## Start Available records
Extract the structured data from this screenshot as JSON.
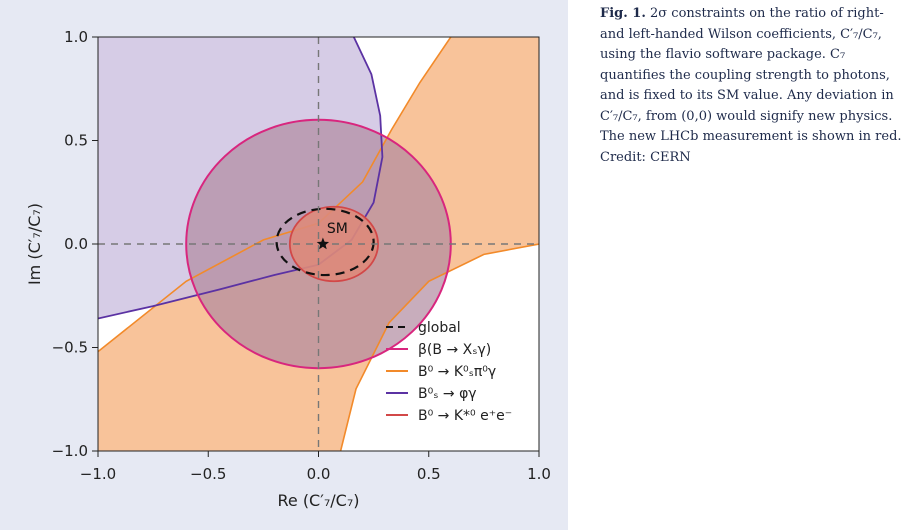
{
  "caption": {
    "lead": "Fig. 1.",
    "body": "2σ constraints on the ratio of right- and left-handed Wilson coefficients, C′₇/C₇, using the flavio software package. C₇ quantifies the coupling strength to photons, and is fixed to its SM value. Any deviation in C′₇/C₇, from (0,0) would signify new physics. The new LHCb measurement is shown in red. Credit: CERN"
  },
  "chart_data": {
    "type": "scatter",
    "xlabel": "Re (C′₇/C₇)",
    "ylabel": "Im (C′₇/C₇)",
    "xlim": [
      -1.0,
      1.0
    ],
    "ylim": [
      -1.0,
      1.0
    ],
    "x_ticks": [
      "−1.0",
      "−0.5",
      "0.0",
      "0.5",
      "1.0"
    ],
    "y_ticks": [
      "1.0",
      "0.5",
      "0.0",
      "−0.5",
      "−1.0"
    ],
    "x_tick_values": [
      -1.0,
      -0.5,
      0.0,
      0.5,
      1.0
    ],
    "y_tick_values": [
      1.0,
      0.5,
      0.0,
      -0.5,
      -1.0
    ],
    "reference_lines": {
      "x": 0.0,
      "y": 0.0,
      "style": "dashed"
    },
    "sm_point": {
      "label": "SM",
      "x": 0.02,
      "y": 0.0,
      "marker": "star"
    },
    "regions": [
      {
        "name": "B⁰ → K*⁰ e⁺e⁻",
        "shape": "ellipse",
        "center": [
          0.07,
          0.0
        ],
        "rx": 0.2,
        "ry": 0.18,
        "color": "#d24848",
        "fill": "#dd8a7a"
      },
      {
        "name": "β(B → Xₛγ)",
        "shape": "circle",
        "center": [
          0.0,
          0.0
        ],
        "radius": 0.6,
        "color": "#d8267e",
        "fill": "#b08aa0"
      },
      {
        "name": "B⁰ₛ → φγ",
        "shape": "band",
        "boundary": [
          [
            0.16,
            1.0
          ],
          [
            0.24,
            0.82
          ],
          [
            0.28,
            0.62
          ],
          [
            0.29,
            0.42
          ],
          [
            0.25,
            0.2
          ],
          [
            0.15,
            0.02
          ],
          [
            0.0,
            -0.1
          ],
          [
            -0.2,
            -0.15
          ],
          [
            -0.45,
            -0.22
          ],
          [
            -0.75,
            -0.3
          ],
          [
            -1.0,
            -0.36
          ]
        ],
        "color": "#5b32a3",
        "fill": "#cfc3e2"
      },
      {
        "name": "B⁰ → K⁰ₛπ⁰γ",
        "shape": "band",
        "upper_boundary": [
          [
            -1.0,
            -0.52
          ],
          [
            -0.6,
            -0.18
          ],
          [
            -0.25,
            0.02
          ],
          [
            0.0,
            0.1
          ],
          [
            0.2,
            0.3
          ],
          [
            0.33,
            0.55
          ],
          [
            0.46,
            0.78
          ],
          [
            0.6,
            1.0
          ]
        ],
        "lower_boundary": [
          [
            0.1,
            -1.0
          ],
          [
            0.17,
            -0.7
          ],
          [
            0.32,
            -0.38
          ],
          [
            0.5,
            -0.18
          ],
          [
            0.75,
            -0.05
          ],
          [
            1.0,
            0.0
          ]
        ],
        "color": "#f28a2a",
        "fill": "#f8c39a"
      },
      {
        "name": "global",
        "shape": "ellipse",
        "center": [
          0.03,
          0.01
        ],
        "rx": 0.22,
        "ry": 0.16,
        "style": "dashed",
        "color": "#111111"
      }
    ],
    "legend": {
      "placement": "bottom-right",
      "entries": [
        {
          "label": "global",
          "color": "#111111",
          "style": "dashed"
        },
        {
          "label": "β(B → Xₛγ)",
          "color": "#d8267e",
          "style": "solid"
        },
        {
          "label": "B⁰ → K⁰ₛπ⁰γ",
          "color": "#f28a2a",
          "style": "solid"
        },
        {
          "label": "B⁰ₛ → φγ",
          "color": "#5b32a3",
          "style": "solid"
        },
        {
          "label": "B⁰ → K*⁰ e⁺e⁻",
          "color": "#d24848",
          "style": "solid"
        }
      ]
    },
    "grid": false
  }
}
## End Available records
Retype everything in the material word for word, minus pictures.

— Task output —
Extract the structured data from this screenshot as JSON.
{
  "caption": {
    "lead": "Fig. 1.",
    "body": "2σ constraints on the ratio of right- and left-handed Wilson coefficients, C′₇/C₇, using the flavio software package. C₇ quantifies the coupling strength to photons, and is fixed to its SM value. Any deviation in C′₇/C₇, from (0,0) would signify new physics. The new LHCb measurement is shown in red. Credit: CERN"
  },
  "chart_data": {
    "type": "scatter",
    "xlabel": "Re (C′₇/C₇)",
    "ylabel": "Im (C′₇/C₇)",
    "xlim": [
      -1.0,
      1.0
    ],
    "ylim": [
      -1.0,
      1.0
    ],
    "x_ticks": [
      "−1.0",
      "−0.5",
      "0.0",
      "0.5",
      "1.0"
    ],
    "y_ticks": [
      "1.0",
      "0.5",
      "0.0",
      "−0.5",
      "−1.0"
    ],
    "x_tick_values": [
      -1.0,
      -0.5,
      0.0,
      0.5,
      1.0
    ],
    "y_tick_values": [
      1.0,
      0.5,
      0.0,
      -0.5,
      -1.0
    ],
    "reference_lines": {
      "x": 0.0,
      "y": 0.0,
      "style": "dashed"
    },
    "sm_point": {
      "label": "SM",
      "x": 0.02,
      "y": 0.0,
      "marker": "star"
    },
    "regions": [
      {
        "name": "B⁰ → K*⁰ e⁺e⁻",
        "shape": "ellipse",
        "center": [
          0.07,
          0.0
        ],
        "rx": 0.2,
        "ry": 0.18,
        "color": "#d24848",
        "fill": "#dd8a7a"
      },
      {
        "name": "β(B → Xₛγ)",
        "shape": "circle",
        "center": [
          0.0,
          0.0
        ],
        "radius": 0.6,
        "color": "#d8267e",
        "fill": "#b08aa0"
      },
      {
        "name": "B⁰ₛ → φγ",
        "shape": "band",
        "boundary": [
          [
            0.16,
            1.0
          ],
          [
            0.24,
            0.82
          ],
          [
            0.28,
            0.62
          ],
          [
            0.29,
            0.42
          ],
          [
            0.25,
            0.2
          ],
          [
            0.15,
            0.02
          ],
          [
            0.0,
            -0.1
          ],
          [
            -0.2,
            -0.15
          ],
          [
            -0.45,
            -0.22
          ],
          [
            -0.75,
            -0.3
          ],
          [
            -1.0,
            -0.36
          ]
        ],
        "color": "#5b32a3",
        "fill": "#cfc3e2"
      },
      {
        "name": "B⁰ → K⁰ₛπ⁰γ",
        "shape": "band",
        "upper_boundary": [
          [
            -1.0,
            -0.52
          ],
          [
            -0.6,
            -0.18
          ],
          [
            -0.25,
            0.02
          ],
          [
            0.0,
            0.1
          ],
          [
            0.2,
            0.3
          ],
          [
            0.33,
            0.55
          ],
          [
            0.46,
            0.78
          ],
          [
            0.6,
            1.0
          ]
        ],
        "lower_boundary": [
          [
            0.1,
            -1.0
          ],
          [
            0.17,
            -0.7
          ],
          [
            0.32,
            -0.38
          ],
          [
            0.5,
            -0.18
          ],
          [
            0.75,
            -0.05
          ],
          [
            1.0,
            0.0
          ]
        ],
        "color": "#f28a2a",
        "fill": "#f8c39a"
      },
      {
        "name": "global",
        "shape": "ellipse",
        "center": [
          0.03,
          0.01
        ],
        "rx": 0.22,
        "ry": 0.16,
        "style": "dashed",
        "color": "#111111"
      }
    ],
    "legend": {
      "placement": "bottom-right",
      "entries": [
        {
          "label": "global",
          "color": "#111111",
          "style": "dashed"
        },
        {
          "label": "β(B → Xₛγ)",
          "color": "#d8267e",
          "style": "solid"
        },
        {
          "label": "B⁰ → K⁰ₛπ⁰γ",
          "color": "#f28a2a",
          "style": "solid"
        },
        {
          "label": "B⁰ₛ → φγ",
          "color": "#5b32a3",
          "style": "solid"
        },
        {
          "label": "B⁰ → K*⁰ e⁺e⁻",
          "color": "#d24848",
          "style": "solid"
        }
      ]
    },
    "grid": false
  }
}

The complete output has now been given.